• **Working data**:
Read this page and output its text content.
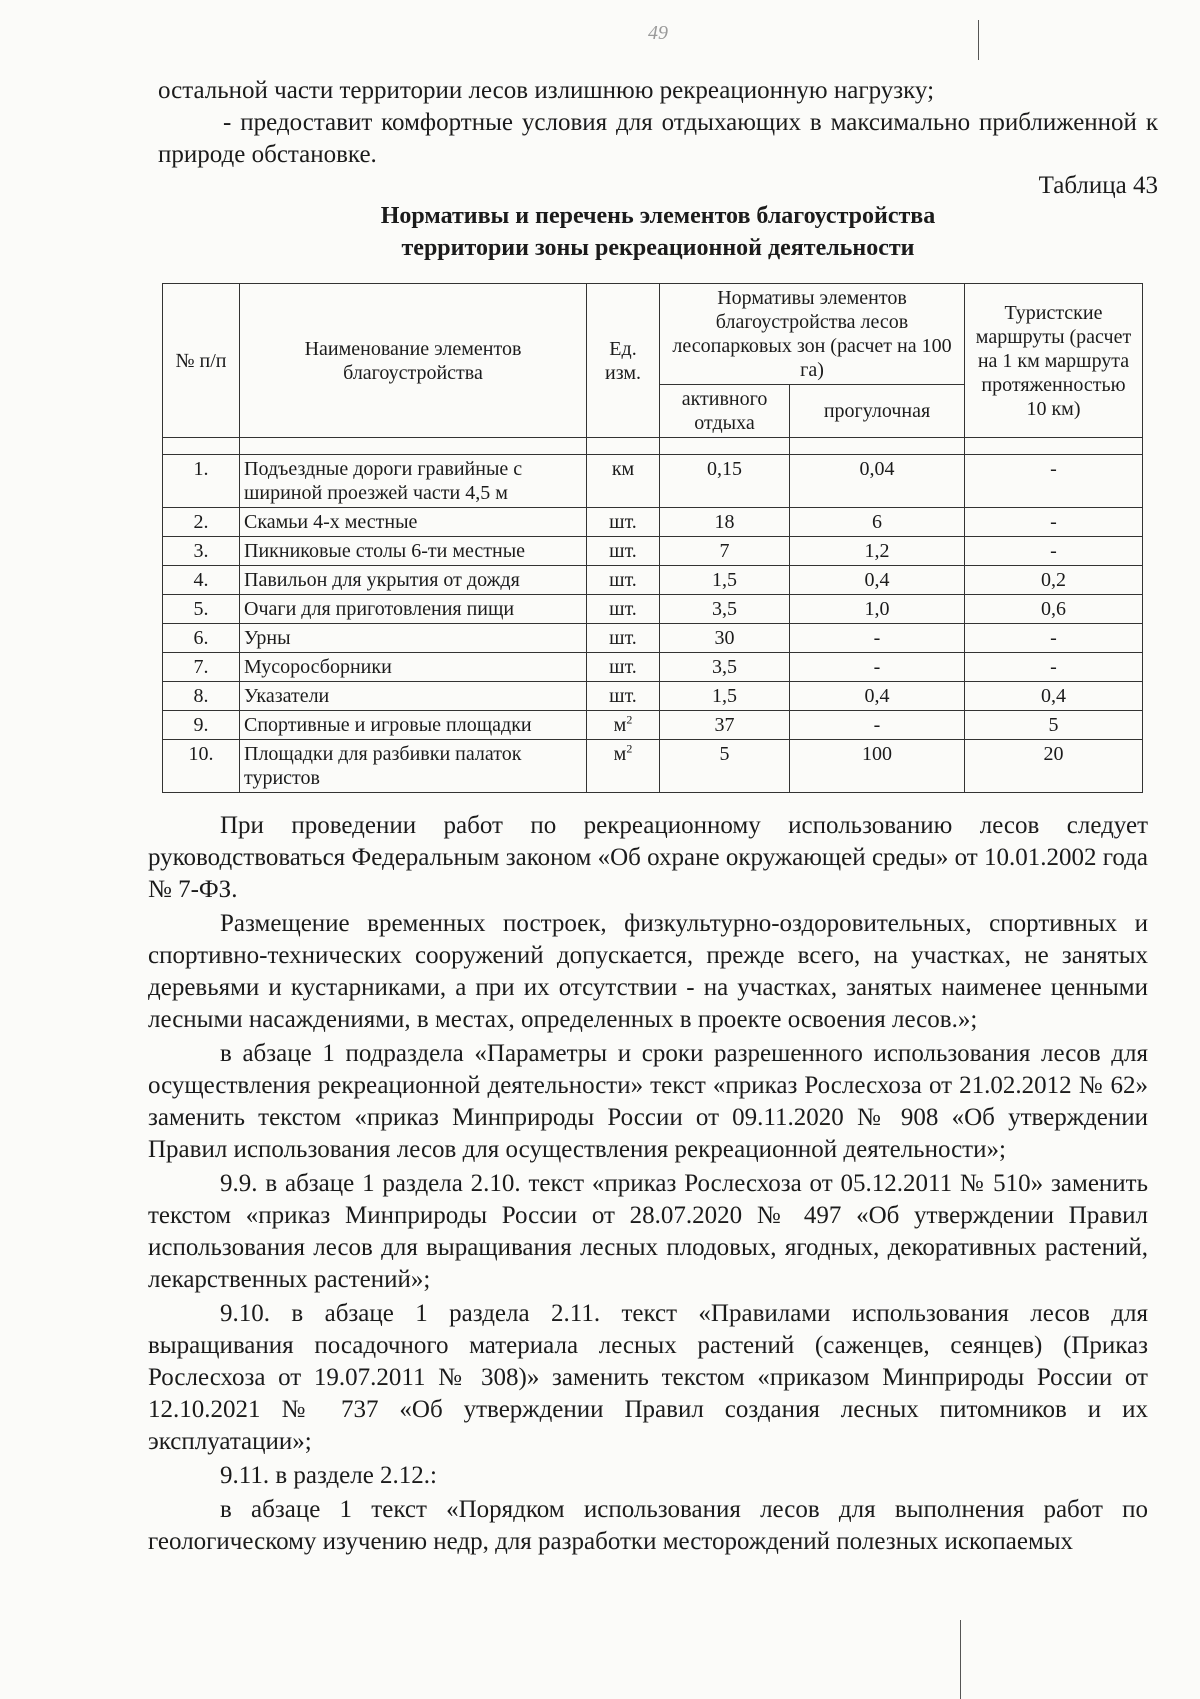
49

остальной части территории лесов излишнюю рекреационную нагрузку;

- предоставит комфортные условия для отдыхающих в максимально приближенной к природе обстановке.

Таблица 43

Нормативы и перечень элементов благоустройства
территории зоны рекреационной деятельности
№ п/п	Наименование элементов благоустройства	Ед. изм.	Нормативы элементов благоустройства лесов лесопарковых зон (расчет на 100 га)		Туристские маршруты (расчет на 1 км маршрута протяженностью 10 км)
			активного отдыха	прогулочная	

1.	Подъездные дороги гравийные с шириной проезжей части 4,5 м	км	0,15	0,04	-
2.	Скамьи 4-х местные	шт.	18	6	-
3.	Пикниковые столы 6-ти местные	шт.	7	1,2	-
4.	Павильон для укрытия от дождя	шт.	1,5	0,4	0,2
5.	Очаги для приготовления пищи	шт.	3,5	1,0	0,6
6.	Урны	шт.	30	-	-
7.	Мусоросборники	шт.	3,5	-	-
8.	Указатели	шт.	1,5	0,4	0,4
9.	Спортивные и игровые площадки	$м^2$	37	-	5
10.	Площадки для разбивки палаток туристов	$м^2$	5	100	20

При проведении работ по рекреационному использованию лесов следует руководствоваться Федеральным законом «Об охране окружающей среды» от 10.01.2002 года № 7-ФЗ.

Размещение временных построек, физкультурно-оздоровительных, спортивных и спортивно-технических сооружений допускается, прежде всего, на участках, не занятых деревьями и кустарниками, а при их отсутствии - на участках, занятых наименее ценными лесными насаждениями, в местах, определенных в проекте освоения лесов.»;

в абзаце 1 подраздела «Параметры и сроки разрешенного использования лесов для осуществления рекреационной деятельности» текст «приказ Рослесхоза от 21.02.2012 № 62» заменить текстом «приказ Минприроды России от 09.11.2020 № 908 «Об утверждении Правил использования лесов для осуществления рекреационной деятельности»;

9.9. в абзаце 1 раздела 2.10. текст «приказ Рослесхоза от 05.12.2011 № 510» заменить текстом «приказ Минприроды России от 28.07.2020 № 497 «Об утверждении Правил использования лесов для выращивания лесных плодовых, ягодных, декоративных растений, лекарственных растений»;

9.10. в абзаце 1 раздела 2.11. текст «Правилами использования лесов для выращивания посадочного материала лесных растений (саженцев, сеянцев) (Приказ Рослесхоза от 19.07.2011 № 308)» заменить текстом «приказом Минприроды России от 12.10.2021 № 737 «Об утверждении Правил создания лесных питомников и их эксплуатации»;

9.11. в разделе 2.12.:

в абзаце 1 текст «Порядком использования лесов для выполнения работ по геологическому изучению недр, для разработки месторождений полезных ископаемых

• **Given exercise**: Copy the lines from the entries above in which the word "деятельности" appears.

• **Solution for this exercise**:
территории зоны рекреационной деятельности
в абзаце 1 подраздела «Параметры и сроки разрешенного использования лесов для осуществления рекреационной деятельности» текст «приказ Рослесхоза от 21.02.2012 № 62» заменить текстом «приказ Минприроды России от 09.11.2020 № 908 «Об утверждении Правил использования лесов для осуществления рекреационной деятельности»;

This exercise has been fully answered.